> _What the exercise asks_
Gather up the lines with the word "title" in them.

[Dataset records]

>> Begin

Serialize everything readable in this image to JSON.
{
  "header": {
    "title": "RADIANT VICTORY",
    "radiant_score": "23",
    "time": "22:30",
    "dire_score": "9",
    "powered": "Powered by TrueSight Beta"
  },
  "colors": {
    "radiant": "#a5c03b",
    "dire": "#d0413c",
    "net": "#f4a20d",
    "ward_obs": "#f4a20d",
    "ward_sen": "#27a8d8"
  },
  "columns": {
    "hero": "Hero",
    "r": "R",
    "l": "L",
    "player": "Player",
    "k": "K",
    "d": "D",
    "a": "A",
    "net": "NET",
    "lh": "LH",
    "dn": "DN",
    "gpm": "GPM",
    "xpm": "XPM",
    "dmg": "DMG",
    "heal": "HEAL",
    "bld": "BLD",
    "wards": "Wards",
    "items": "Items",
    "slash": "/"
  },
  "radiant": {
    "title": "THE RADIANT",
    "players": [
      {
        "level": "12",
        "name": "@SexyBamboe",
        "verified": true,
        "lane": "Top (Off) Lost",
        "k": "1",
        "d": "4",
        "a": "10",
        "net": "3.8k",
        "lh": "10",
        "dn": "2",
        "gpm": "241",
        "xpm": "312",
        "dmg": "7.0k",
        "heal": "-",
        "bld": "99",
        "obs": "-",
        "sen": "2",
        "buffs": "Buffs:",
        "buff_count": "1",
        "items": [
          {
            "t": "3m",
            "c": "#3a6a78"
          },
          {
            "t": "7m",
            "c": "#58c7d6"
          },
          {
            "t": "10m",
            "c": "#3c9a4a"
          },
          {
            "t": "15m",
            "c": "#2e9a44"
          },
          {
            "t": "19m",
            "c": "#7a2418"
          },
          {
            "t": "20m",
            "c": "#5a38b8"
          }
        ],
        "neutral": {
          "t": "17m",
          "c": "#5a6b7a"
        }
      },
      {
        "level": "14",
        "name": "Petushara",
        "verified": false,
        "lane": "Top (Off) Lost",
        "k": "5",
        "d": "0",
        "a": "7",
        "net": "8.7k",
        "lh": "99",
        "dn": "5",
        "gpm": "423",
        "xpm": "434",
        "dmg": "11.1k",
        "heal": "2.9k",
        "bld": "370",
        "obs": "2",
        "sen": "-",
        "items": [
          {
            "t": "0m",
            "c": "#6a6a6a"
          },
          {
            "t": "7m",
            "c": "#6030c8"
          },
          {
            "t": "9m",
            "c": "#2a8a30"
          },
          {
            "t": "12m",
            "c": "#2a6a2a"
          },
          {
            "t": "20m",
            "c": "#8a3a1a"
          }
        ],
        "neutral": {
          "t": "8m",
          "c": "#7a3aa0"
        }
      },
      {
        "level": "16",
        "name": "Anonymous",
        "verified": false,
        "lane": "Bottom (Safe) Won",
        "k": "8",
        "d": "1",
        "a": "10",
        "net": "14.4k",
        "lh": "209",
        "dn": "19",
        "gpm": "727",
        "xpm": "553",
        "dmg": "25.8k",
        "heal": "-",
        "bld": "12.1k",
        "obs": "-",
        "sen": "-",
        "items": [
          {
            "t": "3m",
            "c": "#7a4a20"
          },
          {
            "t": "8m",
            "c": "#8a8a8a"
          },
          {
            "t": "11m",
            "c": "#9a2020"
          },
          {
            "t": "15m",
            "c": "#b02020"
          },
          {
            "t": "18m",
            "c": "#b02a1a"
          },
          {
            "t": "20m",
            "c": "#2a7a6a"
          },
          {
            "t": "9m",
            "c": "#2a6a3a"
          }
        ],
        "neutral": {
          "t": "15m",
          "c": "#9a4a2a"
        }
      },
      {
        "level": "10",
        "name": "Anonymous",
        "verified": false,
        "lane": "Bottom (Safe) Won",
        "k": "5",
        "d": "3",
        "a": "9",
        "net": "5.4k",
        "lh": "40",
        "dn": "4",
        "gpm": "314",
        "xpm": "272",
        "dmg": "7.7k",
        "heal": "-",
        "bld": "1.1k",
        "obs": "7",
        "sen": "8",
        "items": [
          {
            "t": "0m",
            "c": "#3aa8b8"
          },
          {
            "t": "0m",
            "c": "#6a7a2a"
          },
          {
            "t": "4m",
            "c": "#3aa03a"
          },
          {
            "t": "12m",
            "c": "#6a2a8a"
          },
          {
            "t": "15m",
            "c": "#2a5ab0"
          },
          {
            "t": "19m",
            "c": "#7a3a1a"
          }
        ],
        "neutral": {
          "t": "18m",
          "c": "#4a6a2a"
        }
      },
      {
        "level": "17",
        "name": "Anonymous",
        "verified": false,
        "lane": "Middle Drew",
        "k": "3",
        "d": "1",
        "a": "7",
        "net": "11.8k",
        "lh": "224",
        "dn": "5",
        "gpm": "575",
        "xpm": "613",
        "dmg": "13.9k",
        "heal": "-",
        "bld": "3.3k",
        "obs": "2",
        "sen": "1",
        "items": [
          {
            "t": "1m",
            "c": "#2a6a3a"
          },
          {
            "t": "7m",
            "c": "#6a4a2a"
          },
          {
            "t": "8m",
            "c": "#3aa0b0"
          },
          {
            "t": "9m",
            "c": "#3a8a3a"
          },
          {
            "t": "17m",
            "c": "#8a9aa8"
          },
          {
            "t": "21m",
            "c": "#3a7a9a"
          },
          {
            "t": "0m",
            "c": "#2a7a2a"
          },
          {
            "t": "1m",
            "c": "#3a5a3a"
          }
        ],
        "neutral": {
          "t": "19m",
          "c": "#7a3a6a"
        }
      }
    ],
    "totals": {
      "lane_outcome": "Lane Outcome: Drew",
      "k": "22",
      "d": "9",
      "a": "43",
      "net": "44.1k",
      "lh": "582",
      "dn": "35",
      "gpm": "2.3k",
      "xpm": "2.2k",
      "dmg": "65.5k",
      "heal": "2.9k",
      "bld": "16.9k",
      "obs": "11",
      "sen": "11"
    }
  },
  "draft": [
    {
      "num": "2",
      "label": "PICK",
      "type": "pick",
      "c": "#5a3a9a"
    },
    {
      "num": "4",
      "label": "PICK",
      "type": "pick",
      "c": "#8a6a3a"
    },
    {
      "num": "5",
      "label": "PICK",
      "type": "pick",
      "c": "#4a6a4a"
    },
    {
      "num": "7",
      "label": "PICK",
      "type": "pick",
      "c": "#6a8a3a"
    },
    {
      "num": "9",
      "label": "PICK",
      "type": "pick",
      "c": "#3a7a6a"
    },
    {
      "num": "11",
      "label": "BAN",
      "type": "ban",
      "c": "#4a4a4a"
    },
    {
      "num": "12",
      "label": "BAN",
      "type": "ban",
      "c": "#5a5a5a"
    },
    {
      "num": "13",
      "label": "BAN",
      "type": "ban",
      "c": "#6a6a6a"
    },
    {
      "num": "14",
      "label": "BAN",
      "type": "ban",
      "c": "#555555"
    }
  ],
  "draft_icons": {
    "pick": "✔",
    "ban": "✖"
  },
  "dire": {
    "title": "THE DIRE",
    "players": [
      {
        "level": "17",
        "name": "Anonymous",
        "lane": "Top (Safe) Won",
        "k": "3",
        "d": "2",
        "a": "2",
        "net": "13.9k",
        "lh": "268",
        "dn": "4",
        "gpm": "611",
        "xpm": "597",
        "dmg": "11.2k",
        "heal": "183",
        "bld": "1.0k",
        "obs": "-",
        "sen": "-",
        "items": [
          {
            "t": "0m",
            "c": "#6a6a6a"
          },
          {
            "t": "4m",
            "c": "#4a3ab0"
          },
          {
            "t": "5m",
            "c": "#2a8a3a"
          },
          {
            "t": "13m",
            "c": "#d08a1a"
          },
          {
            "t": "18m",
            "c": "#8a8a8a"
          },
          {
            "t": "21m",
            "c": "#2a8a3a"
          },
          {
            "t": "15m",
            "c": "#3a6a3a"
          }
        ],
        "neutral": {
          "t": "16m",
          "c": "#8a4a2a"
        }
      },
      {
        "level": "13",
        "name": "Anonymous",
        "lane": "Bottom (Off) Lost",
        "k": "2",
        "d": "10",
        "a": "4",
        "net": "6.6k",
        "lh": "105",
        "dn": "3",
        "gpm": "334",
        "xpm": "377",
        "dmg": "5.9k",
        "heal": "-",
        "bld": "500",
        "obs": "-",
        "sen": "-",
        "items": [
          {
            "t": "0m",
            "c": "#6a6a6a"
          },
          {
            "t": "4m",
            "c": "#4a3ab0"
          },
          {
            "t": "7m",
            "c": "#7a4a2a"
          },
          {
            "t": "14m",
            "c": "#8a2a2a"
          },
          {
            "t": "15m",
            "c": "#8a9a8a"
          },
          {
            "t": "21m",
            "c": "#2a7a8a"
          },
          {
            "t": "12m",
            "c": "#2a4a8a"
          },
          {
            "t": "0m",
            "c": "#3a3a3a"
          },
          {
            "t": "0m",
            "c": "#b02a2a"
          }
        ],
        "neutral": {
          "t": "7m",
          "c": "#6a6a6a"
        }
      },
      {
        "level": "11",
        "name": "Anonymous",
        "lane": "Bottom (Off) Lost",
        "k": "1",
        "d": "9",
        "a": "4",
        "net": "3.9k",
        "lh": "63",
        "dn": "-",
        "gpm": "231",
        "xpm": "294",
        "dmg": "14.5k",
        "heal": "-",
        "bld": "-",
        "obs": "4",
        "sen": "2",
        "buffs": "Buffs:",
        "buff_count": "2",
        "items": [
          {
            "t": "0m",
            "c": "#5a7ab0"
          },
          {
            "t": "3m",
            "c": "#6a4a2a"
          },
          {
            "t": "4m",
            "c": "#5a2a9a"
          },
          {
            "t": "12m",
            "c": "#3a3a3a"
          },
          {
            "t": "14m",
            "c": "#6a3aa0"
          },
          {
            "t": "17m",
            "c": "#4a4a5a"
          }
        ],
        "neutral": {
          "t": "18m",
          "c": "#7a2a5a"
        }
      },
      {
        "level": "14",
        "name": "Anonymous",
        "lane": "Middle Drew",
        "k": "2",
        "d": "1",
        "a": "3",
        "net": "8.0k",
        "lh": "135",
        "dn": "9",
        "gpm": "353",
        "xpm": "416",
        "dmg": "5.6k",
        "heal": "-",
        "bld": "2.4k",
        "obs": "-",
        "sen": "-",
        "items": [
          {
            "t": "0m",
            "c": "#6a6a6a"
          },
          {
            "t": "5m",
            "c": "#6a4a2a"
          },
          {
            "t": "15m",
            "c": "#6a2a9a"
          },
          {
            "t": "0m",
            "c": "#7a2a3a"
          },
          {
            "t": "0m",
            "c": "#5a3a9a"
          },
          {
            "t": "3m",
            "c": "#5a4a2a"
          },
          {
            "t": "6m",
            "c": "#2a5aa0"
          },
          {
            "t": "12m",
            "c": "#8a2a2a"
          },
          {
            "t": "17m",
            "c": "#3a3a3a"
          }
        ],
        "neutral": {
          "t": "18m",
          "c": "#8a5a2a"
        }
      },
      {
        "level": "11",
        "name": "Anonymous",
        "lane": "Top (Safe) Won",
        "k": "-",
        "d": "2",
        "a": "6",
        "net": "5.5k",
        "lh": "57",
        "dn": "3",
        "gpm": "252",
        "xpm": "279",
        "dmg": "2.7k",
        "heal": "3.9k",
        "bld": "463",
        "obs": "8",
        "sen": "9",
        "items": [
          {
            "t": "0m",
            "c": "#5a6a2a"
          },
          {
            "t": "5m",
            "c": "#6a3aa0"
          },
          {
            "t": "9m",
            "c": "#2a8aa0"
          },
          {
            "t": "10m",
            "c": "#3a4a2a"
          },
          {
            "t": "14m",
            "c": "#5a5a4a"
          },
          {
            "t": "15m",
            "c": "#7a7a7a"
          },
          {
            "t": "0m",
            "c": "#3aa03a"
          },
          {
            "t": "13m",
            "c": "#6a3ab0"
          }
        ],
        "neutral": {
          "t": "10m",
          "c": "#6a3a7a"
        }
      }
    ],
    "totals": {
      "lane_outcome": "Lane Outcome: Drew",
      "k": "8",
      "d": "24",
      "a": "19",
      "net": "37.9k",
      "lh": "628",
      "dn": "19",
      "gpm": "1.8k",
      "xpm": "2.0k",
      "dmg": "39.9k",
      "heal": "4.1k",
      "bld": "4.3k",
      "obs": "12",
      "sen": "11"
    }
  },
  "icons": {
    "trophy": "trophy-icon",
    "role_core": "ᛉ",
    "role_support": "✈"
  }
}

>> End

> _Expected answer_
    "title": "RADIANT VICTORY",
    "title": "THE RADIANT",
    "title": "THE DIRE",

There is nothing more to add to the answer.